— BEGIN —

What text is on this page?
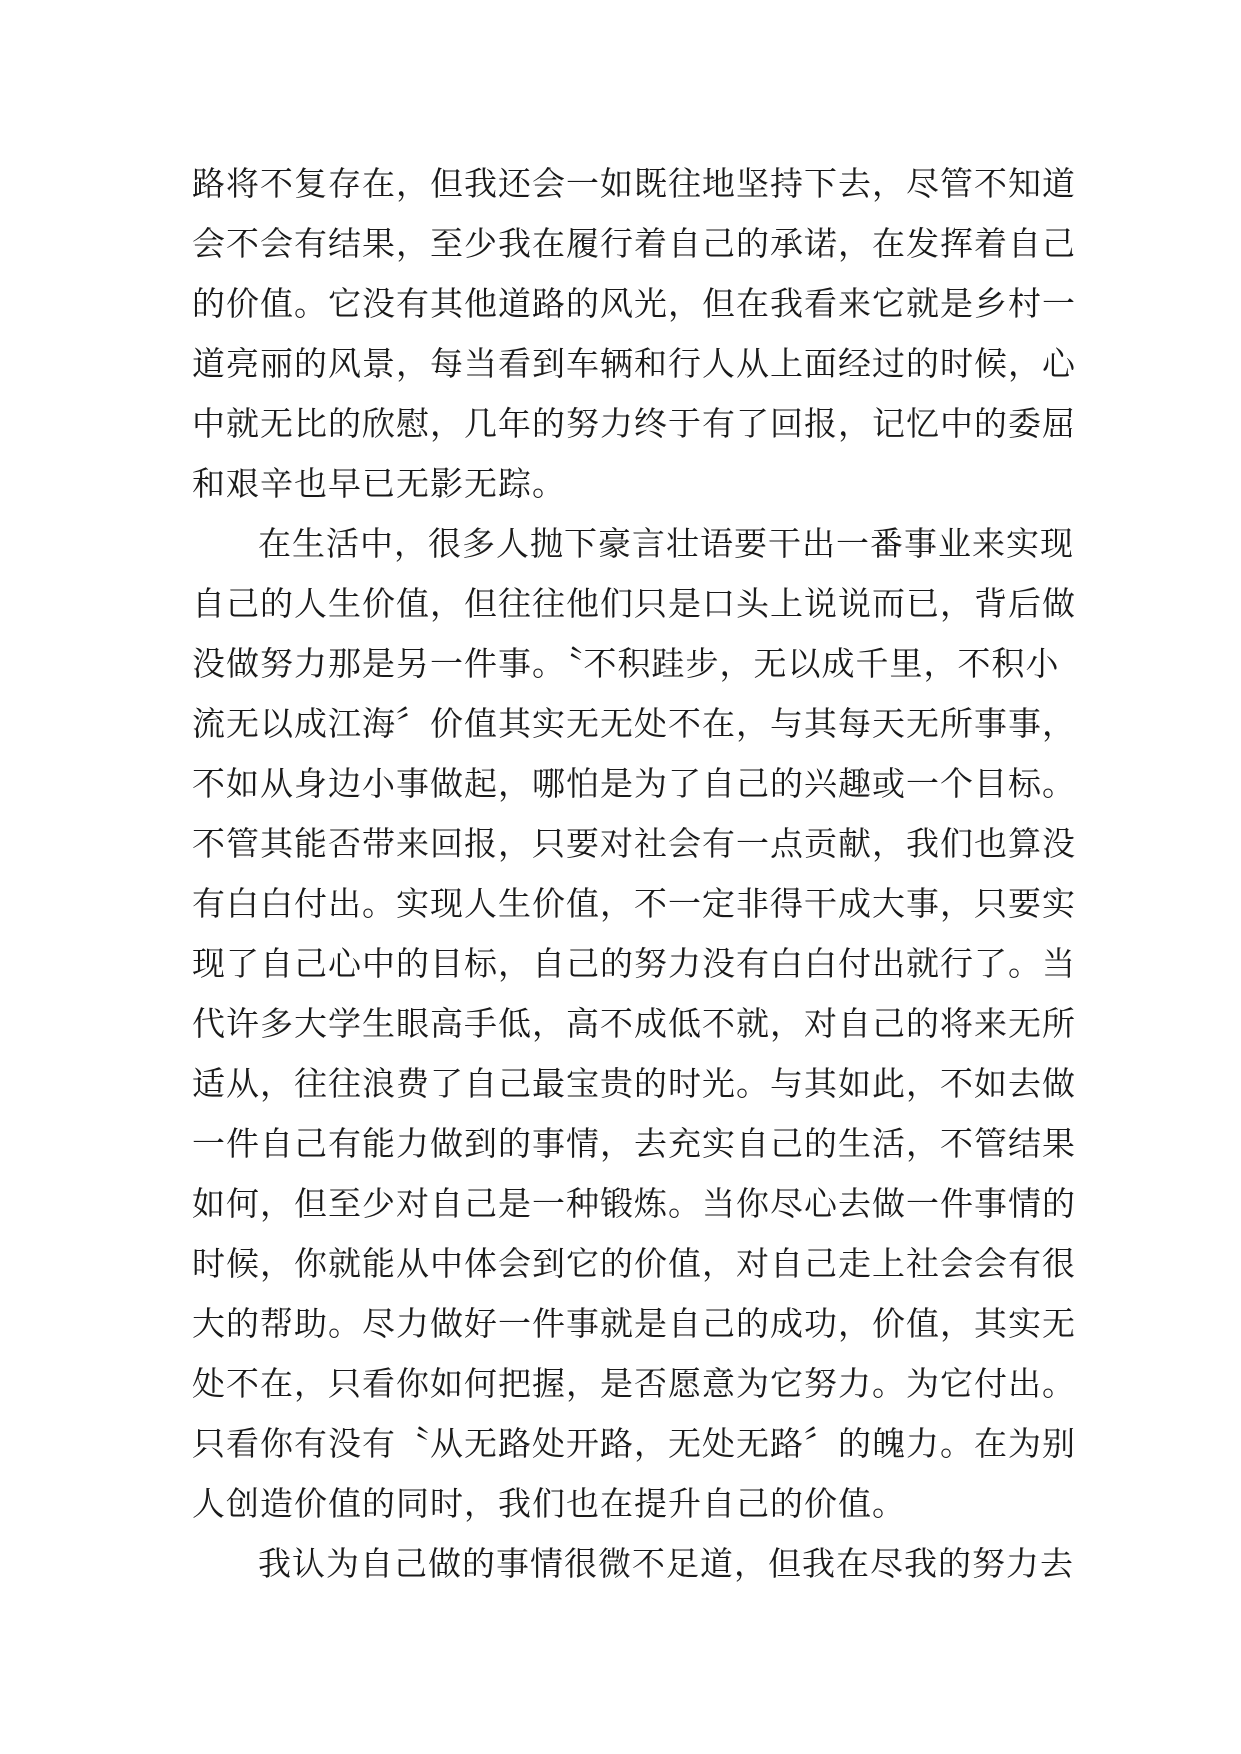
路将不复存在，但我还会一如既往地坚持下去，尽管不知道
会不会有结果，至少我在履行着自己的承诺，在发挥着自己
的价值。它没有其他道路的风光，但在我看来它就是乡村一
道亮丽的风景，每当看到车辆和行人从上面经过的时候，心
中就无比的欣慰，几年的努力终于有了回报，记忆中的委屈
和艰辛也早已无影无踪。
在生活中，很多人抛下豪言壮语要干出一番事业来实现
自己的人生价值，但往往他们只是口头上说说而已，背后做
没做努力那是另一件事。〝不积跬步，无以成千里，不积小
流无以成江海〞价值其实无无处不在，与其每天无所事事，
不如从身边小事做起，哪怕是为了自己的兴趣或一个目标。
不管其能否带来回报，只要对社会有一点贡献，我们也算没
有白白付出。实现人生价值，不一定非得干成大事，只要实
现了自己心中的目标，自己的努力没有白白付出就行了。当
代许多大学生眼高手低，高不成低不就，对自己的将来无所
适从，往往浪费了自己最宝贵的时光。与其如此，不如去做
一件自己有能力做到的事情，去充实自己的生活，不管结果
如何，但至少对自己是一种锻炼。当你尽心去做一件事情的
时候，你就能从中体会到它的价值，对自己走上社会会有很
大的帮助。尽力做好一件事就是自己的成功，价值，其实无
处不在，只看你如何把握，是否愿意为它努力。为它付出。
只看你有没有〝从无路处开路，无处无路〞的魄力。在为别
人创造价值的同时，我们也在提升自己的价值。
我认为自己做的事情很微不足道，但我在尽我的努力去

— END —

### Request
Leaving aside the images, write out the entries above word for word.

### Final result
What text is on this page?
路将不复存在，但我还会一如既往地坚持下去，尽管不知道
会不会有结果，至少我在履行着自己的承诺，在发挥着自己
的价值。它没有其他道路的风光，但在我看来它就是乡村一
道亮丽的风景，每当看到车辆和行人从上面经过的时候，心
中就无比的欣慰，几年的努力终于有了回报，记忆中的委屈
和艰辛也早已无影无踪。
在生活中，很多人抛下豪言壮语要干出一番事业来实现
自己的人生价值，但往往他们只是口头上说说而已，背后做
没做努力那是另一件事。〝不积跬步，无以成千里，不积小
流无以成江海〞价值其实无无处不在，与其每天无所事事，
不如从身边小事做起，哪怕是为了自己的兴趣或一个目标。
不管其能否带来回报，只要对社会有一点贡献，我们也算没
有白白付出。实现人生价值，不一定非得干成大事，只要实
现了自己心中的目标，自己的努力没有白白付出就行了。当
代许多大学生眼高手低，高不成低不就，对自己的将来无所
适从，往往浪费了自己最宝贵的时光。与其如此，不如去做
一件自己有能力做到的事情，去充实自己的生活，不管结果
如何，但至少对自己是一种锻炼。当你尽心去做一件事情的
时候，你就能从中体会到它的价值，对自己走上社会会有很
大的帮助。尽力做好一件事就是自己的成功，价值，其实无
处不在，只看你如何把握，是否愿意为它努力。为它付出。
只看你有没有〝从无路处开路，无处无路〞的魄力。在为别
人创造价值的同时，我们也在提升自己的价值。
我认为自己做的事情很微不足道，但我在尽我的努力去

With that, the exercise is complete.